(Items listed in a dataset)
####

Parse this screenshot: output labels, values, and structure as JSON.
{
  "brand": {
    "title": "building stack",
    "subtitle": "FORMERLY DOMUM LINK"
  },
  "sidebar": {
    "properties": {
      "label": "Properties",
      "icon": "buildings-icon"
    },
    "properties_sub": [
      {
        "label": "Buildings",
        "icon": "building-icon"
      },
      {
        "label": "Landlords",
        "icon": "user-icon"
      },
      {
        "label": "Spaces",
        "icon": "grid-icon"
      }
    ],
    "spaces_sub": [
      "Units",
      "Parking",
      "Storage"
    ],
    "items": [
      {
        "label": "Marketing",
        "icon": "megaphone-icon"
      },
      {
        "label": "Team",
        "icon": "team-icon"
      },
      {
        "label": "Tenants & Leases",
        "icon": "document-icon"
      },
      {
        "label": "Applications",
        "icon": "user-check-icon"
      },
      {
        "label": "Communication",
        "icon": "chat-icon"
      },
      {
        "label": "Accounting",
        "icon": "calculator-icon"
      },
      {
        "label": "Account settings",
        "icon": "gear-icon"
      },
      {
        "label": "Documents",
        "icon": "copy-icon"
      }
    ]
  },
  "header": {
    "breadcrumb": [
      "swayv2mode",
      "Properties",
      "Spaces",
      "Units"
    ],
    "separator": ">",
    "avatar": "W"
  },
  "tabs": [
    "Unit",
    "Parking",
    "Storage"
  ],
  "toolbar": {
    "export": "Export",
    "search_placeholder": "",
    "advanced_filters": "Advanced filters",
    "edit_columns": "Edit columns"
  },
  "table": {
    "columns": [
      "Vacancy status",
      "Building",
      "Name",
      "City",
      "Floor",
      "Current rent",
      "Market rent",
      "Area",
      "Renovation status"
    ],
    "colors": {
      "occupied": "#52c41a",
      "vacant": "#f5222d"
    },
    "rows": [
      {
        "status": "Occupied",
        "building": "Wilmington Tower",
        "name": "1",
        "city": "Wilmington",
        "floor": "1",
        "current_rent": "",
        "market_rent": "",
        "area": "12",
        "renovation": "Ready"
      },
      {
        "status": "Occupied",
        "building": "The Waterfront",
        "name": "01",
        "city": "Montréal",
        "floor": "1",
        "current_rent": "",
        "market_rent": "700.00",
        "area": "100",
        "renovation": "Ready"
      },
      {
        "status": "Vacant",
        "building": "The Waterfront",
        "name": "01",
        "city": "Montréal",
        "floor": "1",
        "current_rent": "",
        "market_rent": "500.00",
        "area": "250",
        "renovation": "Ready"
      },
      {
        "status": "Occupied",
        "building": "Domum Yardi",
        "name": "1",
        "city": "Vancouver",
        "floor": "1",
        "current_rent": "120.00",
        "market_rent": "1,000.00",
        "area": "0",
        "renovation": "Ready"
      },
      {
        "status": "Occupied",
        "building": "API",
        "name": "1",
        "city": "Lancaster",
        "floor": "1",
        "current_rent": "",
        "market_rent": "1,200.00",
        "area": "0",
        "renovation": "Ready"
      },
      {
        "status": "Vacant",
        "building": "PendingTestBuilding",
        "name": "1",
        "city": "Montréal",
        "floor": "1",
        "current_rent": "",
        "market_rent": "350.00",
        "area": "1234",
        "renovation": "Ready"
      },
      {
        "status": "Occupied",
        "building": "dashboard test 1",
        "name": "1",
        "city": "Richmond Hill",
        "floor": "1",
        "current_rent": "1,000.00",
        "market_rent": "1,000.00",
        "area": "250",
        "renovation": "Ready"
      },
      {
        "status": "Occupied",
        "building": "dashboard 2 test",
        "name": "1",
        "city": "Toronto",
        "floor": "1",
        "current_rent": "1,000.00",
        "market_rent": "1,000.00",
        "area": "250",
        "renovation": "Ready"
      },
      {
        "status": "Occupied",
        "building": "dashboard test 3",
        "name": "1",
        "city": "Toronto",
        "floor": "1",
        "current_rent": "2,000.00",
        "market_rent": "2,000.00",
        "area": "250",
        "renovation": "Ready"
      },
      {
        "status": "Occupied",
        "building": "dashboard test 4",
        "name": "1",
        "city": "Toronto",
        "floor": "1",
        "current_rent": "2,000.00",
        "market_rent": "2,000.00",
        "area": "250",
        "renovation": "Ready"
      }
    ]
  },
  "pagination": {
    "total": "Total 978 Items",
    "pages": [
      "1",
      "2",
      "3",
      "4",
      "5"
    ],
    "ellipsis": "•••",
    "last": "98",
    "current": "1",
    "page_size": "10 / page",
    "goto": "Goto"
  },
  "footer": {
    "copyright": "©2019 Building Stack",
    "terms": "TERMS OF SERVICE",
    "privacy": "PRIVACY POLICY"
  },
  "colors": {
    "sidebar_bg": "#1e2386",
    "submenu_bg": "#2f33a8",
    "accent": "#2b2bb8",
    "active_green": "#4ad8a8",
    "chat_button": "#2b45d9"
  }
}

####

▸ The request
Using the data above, return each line exactly as written.

▸ Output below
Parse this screenshot: output labels, values, and structure as JSON.
{
  "brand": {
    "title": "building stack",
    "subtitle": "FORMERLY DOMUM LINK"
  },
  "sidebar": {
    "properties": {
      "label": "Properties",
      "icon": "buildings-icon"
    },
    "properties_sub": [
      {
        "label": "Buildings",
        "icon": "building-icon"
      },
      {
        "label": "Landlords",
        "icon": "user-icon"
      },
      {
        "label": "Spaces",
        "icon": "grid-icon"
      }
    ],
    "spaces_sub": [
      "Units",
      "Parking",
      "Storage"
    ],
    "items": [
      {
        "label": "Marketing",
        "icon": "megaphone-icon"
      },
      {
        "label": "Team",
        "icon": "team-icon"
      },
      {
        "label": "Tenants & Leases",
        "icon": "document-icon"
      },
      {
        "label": "Applications",
        "icon": "user-check-icon"
      },
      {
        "label": "Communication",
        "icon": "chat-icon"
      },
      {
        "label": "Accounting",
        "icon": "calculator-icon"
      },
      {
        "label": "Account settings",
        "icon": "gear-icon"
      },
      {
        "label": "Documents",
        "icon": "copy-icon"
      }
    ]
  },
  "header": {
    "breadcrumb": [
      "swayv2mode",
      "Properties",
      "Spaces",
      "Units"
    ],
    "separator": ">",
    "avatar": "W"
  },
  "tabs": [
    "Unit",
    "Parking",
    "Storage"
  ],
  "toolbar": {
    "export": "Export",
    "search_placeholder": "",
    "advanced_filters": "Advanced filters",
    "edit_columns": "Edit columns"
  },
  "table": {
    "columns": [
      "Vacancy status",
      "Building",
      "Name",
      "City",
      "Floor",
      "Current rent",
      "Market rent",
      "Area",
      "Renovation status"
    ],
    "colors": {
      "occupied": "#52c41a",
      "vacant": "#f5222d"
    },
    "rows": [
      {
        "status": "Occupied",
        "building": "Wilmington Tower",
        "name": "1",
        "city": "Wilmington",
        "floor": "1",
        "current_rent": "",
        "market_rent": "",
        "area": "12",
        "renovation": "Ready"
      },
      {
        "status": "Occupied",
        "building": "The Waterfront",
        "name": "01",
        "city": "Montréal",
        "floor": "1",
        "current_rent": "",
        "market_rent": "700.00",
        "area": "100",
        "renovation": "Ready"
      },
      {
        "status": "Vacant",
        "building": "The Waterfront",
        "name": "01",
        "city": "Montréal",
        "floor": "1",
        "current_rent": "",
        "market_rent": "500.00",
        "area": "250",
        "renovation": "Ready"
      },
      {
        "status": "Occupied",
        "building": "Domum Yardi",
        "name": "1",
        "city": "Vancouver",
        "floor": "1",
        "current_rent": "120.00",
        "market_rent": "1,000.00",
        "area": "0",
        "renovation": "Ready"
      },
      {
        "status": "Occupied",
        "building": "API",
        "name": "1",
        "city": "Lancaster",
        "floor": "1",
        "current_rent": "",
        "market_rent": "1,200.00",
        "area": "0",
        "renovation": "Ready"
      },
      {
        "status": "Vacant",
        "building": "PendingTestBuilding",
        "name": "1",
        "city": "Montréal",
        "floor": "1",
        "current_rent": "",
        "market_rent": "350.00",
        "area": "1234",
        "renovation": "Ready"
      },
      {
        "status": "Occupied",
        "building": "dashboard test 1",
        "name": "1",
        "city": "Richmond Hill",
        "floor": "1",
        "current_rent": "1,000.00",
        "market_rent": "1,000.00",
        "area": "250",
        "renovation": "Ready"
      },
      {
        "status": "Occupied",
        "building": "dashboard 2 test",
        "name": "1",
        "city": "Toronto",
        "floor": "1",
        "current_rent": "1,000.00",
        "market_rent": "1,000.00",
        "area": "250",
        "renovation": "Ready"
      },
      {
        "status": "Occupied",
        "building": "dashboard test 3",
        "name": "1",
        "city": "Toronto",
        "floor": "1",
        "current_rent": "2,000.00",
        "market_rent": "2,000.00",
        "area": "250",
        "renovation": "Ready"
      },
      {
        "status": "Occupied",
        "building": "dashboard test 4",
        "name": "1",
        "city": "Toronto",
        "floor": "1",
        "current_rent": "2,000.00",
        "market_rent": "2,000.00",
        "area": "250",
        "renovation": "Ready"
      }
    ]
  },
  "pagination": {
    "total": "Total 978 Items",
    "pages": [
      "1",
      "2",
      "3",
      "4",
      "5"
    ],
    "ellipsis": "•••",
    "last": "98",
    "current": "1",
    "page_size": "10 / page",
    "goto": "Goto"
  },
  "footer": {
    "copyright": "©2019 Building Stack",
    "terms": "TERMS OF SERVICE",
    "privacy": "PRIVACY POLICY"
  },
  "colors": {
    "sidebar_bg": "#1e2386",
    "submenu_bg": "#2f33a8",
    "accent": "#2b2bb8",
    "active_green": "#4ad8a8",
    "chat_button": "#2b45d9"
  }
}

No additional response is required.